Locate each line containing the string "name" and copy it out.
** Start **
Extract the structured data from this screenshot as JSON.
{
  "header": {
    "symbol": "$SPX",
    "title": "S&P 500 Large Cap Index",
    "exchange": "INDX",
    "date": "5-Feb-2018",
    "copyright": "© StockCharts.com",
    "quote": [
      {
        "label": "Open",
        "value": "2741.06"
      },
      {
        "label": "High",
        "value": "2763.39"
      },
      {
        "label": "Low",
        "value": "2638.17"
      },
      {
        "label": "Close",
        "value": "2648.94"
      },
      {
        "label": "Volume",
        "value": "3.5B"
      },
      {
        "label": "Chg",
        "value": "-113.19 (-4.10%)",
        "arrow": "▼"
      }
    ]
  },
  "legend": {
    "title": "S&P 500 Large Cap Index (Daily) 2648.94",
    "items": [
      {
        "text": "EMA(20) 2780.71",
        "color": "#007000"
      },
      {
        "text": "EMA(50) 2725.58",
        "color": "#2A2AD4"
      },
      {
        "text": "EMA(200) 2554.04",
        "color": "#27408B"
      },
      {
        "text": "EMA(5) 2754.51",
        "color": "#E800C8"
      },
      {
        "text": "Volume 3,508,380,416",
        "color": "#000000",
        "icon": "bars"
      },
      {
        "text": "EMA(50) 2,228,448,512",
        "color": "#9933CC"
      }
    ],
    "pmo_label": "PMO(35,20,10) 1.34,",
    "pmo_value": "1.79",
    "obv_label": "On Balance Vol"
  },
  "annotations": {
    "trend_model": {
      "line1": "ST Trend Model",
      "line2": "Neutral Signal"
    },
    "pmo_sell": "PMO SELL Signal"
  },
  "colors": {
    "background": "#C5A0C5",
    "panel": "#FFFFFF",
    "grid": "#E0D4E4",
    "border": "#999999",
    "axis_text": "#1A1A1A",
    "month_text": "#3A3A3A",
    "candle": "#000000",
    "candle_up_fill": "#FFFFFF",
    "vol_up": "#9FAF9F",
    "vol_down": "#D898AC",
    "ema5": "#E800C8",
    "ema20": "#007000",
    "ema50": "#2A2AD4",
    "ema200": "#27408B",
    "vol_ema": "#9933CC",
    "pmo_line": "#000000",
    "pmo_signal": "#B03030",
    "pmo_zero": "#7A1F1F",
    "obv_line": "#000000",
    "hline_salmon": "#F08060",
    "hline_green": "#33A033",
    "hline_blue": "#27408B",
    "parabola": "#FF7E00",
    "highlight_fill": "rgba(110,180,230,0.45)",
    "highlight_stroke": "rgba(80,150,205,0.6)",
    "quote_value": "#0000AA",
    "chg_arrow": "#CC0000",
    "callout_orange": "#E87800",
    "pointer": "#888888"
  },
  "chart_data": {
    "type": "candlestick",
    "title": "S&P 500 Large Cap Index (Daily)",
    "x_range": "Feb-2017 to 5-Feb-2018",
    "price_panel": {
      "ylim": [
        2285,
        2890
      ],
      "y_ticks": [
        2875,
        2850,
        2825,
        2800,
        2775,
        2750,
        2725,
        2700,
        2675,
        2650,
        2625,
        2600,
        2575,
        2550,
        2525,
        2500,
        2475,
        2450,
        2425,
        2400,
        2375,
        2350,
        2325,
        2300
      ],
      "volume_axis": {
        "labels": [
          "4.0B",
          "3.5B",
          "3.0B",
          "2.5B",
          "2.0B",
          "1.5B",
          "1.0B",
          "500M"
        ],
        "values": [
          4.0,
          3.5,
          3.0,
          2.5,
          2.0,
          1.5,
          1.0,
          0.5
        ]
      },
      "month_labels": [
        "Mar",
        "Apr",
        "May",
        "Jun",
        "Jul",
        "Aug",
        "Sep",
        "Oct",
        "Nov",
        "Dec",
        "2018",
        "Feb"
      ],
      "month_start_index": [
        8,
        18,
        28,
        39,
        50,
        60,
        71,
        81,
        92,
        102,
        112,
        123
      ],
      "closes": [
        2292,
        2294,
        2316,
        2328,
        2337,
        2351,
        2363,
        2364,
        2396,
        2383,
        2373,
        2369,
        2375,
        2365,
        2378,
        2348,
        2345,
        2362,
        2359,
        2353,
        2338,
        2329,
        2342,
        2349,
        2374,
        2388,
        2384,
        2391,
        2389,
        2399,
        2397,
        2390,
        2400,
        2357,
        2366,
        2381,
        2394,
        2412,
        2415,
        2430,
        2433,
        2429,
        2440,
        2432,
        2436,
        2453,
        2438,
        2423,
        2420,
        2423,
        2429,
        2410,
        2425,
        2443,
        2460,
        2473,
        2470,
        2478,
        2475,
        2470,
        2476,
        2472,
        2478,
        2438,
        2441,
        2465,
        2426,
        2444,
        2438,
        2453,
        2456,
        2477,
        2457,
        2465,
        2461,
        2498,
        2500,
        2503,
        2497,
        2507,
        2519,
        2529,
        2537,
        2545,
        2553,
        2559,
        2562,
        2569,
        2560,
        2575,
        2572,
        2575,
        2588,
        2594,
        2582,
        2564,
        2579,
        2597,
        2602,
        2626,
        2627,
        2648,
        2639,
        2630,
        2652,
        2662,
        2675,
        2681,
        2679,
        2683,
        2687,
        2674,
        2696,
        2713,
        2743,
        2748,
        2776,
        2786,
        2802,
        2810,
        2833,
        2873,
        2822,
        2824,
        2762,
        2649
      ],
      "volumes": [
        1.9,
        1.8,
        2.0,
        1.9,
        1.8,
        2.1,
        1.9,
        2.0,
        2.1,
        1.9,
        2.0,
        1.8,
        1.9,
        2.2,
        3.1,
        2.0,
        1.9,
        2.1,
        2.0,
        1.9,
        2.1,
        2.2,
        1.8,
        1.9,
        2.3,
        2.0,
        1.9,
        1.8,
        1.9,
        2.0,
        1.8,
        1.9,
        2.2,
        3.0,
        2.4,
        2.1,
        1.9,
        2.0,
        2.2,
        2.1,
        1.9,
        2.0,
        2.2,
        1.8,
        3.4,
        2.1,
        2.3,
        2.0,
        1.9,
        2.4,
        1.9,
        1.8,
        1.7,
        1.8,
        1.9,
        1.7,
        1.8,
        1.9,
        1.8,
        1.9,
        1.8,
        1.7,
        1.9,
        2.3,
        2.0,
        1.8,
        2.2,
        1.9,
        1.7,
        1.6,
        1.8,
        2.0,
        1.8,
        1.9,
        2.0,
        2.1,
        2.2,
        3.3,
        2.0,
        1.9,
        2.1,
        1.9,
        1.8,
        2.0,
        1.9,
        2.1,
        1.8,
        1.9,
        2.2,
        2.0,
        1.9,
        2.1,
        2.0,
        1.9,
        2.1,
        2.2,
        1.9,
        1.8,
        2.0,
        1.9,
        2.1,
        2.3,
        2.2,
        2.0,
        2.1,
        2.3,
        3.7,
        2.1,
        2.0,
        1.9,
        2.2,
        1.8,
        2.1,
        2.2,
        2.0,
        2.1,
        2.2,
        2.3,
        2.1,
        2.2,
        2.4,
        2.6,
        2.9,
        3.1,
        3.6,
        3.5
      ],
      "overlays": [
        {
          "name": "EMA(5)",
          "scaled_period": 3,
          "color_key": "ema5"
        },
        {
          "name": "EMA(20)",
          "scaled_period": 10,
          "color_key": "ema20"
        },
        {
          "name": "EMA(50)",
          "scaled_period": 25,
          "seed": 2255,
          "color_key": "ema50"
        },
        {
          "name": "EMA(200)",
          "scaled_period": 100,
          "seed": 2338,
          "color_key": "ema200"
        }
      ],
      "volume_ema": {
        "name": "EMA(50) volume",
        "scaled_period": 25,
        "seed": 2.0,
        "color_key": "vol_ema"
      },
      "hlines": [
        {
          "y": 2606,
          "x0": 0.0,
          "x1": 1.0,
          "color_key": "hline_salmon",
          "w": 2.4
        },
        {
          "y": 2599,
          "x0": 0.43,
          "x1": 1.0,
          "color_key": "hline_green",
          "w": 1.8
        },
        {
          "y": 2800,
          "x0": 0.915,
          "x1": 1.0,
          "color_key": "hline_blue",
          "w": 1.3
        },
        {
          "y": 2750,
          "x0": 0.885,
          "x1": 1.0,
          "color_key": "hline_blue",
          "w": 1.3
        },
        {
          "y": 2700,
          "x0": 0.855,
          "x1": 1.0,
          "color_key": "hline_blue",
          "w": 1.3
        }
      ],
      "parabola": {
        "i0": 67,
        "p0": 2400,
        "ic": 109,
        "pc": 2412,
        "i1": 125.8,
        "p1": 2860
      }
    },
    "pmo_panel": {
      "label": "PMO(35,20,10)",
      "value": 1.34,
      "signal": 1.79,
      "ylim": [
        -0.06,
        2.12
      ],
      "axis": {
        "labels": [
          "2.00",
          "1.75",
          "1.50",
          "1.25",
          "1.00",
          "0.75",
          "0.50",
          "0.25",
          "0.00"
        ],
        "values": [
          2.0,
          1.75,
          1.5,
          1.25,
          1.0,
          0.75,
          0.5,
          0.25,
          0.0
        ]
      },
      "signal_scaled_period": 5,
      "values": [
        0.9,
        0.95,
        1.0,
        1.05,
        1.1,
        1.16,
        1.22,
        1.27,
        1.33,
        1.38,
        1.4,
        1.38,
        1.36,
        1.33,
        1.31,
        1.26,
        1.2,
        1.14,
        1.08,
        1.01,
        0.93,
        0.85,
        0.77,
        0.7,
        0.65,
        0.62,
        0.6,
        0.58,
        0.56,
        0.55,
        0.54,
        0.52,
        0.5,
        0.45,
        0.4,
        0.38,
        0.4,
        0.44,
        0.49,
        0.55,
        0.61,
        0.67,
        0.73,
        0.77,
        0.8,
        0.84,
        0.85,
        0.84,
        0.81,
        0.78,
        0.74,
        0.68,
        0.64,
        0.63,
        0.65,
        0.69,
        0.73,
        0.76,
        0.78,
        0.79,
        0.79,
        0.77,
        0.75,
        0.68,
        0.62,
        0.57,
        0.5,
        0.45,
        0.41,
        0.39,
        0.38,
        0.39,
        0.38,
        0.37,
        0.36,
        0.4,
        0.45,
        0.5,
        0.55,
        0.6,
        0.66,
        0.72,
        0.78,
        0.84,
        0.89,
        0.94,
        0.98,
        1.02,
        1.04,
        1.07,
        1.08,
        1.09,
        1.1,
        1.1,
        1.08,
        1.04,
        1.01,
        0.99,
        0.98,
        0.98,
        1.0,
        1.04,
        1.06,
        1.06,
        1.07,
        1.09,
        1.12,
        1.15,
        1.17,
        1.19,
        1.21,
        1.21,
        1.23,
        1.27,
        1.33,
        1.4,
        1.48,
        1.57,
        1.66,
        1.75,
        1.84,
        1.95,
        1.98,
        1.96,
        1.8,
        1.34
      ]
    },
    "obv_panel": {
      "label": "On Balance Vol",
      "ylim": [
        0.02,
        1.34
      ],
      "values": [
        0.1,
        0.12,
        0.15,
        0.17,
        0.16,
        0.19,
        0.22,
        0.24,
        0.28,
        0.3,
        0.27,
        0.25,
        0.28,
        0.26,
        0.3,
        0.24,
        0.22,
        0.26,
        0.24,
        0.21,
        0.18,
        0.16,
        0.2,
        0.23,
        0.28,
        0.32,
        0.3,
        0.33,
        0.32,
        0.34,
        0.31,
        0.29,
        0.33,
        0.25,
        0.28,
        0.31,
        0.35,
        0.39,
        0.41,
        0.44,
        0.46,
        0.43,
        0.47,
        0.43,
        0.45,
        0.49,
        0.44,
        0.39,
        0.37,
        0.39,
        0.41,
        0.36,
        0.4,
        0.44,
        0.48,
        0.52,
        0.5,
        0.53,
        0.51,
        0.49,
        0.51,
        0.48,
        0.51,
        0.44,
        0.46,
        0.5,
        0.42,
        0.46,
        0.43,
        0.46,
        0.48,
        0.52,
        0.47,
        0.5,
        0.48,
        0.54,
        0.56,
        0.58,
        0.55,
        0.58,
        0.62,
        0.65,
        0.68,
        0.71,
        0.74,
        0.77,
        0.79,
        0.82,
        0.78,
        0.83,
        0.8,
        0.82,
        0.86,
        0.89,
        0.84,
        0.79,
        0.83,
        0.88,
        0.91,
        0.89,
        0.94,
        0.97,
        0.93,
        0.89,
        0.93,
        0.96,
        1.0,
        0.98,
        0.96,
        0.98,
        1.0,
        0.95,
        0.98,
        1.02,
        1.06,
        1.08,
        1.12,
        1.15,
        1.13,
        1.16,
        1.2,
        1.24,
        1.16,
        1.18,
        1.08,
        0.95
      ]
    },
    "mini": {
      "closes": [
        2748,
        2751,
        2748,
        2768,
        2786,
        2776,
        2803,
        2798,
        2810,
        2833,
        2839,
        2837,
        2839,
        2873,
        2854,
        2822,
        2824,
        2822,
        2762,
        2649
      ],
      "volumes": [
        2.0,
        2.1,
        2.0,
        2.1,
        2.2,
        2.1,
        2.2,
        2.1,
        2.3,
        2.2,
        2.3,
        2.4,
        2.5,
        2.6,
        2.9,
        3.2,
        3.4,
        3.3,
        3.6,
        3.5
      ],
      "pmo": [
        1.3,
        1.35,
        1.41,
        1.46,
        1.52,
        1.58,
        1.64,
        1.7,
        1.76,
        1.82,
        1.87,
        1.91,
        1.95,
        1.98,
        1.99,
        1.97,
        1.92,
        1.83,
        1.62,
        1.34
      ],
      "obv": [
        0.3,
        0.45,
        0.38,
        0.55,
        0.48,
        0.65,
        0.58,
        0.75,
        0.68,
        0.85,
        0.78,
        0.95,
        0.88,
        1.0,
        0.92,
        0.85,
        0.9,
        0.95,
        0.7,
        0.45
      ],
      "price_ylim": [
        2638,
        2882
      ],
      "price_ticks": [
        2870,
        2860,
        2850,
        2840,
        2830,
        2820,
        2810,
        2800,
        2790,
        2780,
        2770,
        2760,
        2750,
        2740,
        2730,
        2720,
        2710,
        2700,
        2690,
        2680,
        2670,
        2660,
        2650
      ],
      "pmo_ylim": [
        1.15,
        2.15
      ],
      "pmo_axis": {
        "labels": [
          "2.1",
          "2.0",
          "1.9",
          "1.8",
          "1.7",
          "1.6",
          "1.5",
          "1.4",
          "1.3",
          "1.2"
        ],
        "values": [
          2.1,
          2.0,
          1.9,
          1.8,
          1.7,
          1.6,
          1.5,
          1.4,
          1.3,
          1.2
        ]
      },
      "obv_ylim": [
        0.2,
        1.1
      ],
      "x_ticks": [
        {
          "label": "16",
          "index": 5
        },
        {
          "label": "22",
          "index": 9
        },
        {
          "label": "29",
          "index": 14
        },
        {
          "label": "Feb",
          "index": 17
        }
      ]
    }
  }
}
** End **
> [Solution for this task]:
          "name": "EMA(5)",
          "name": "EMA(20)",
          "name": "EMA(50)",
          "name": "EMA(200)",
        "name": "EMA(50) volume",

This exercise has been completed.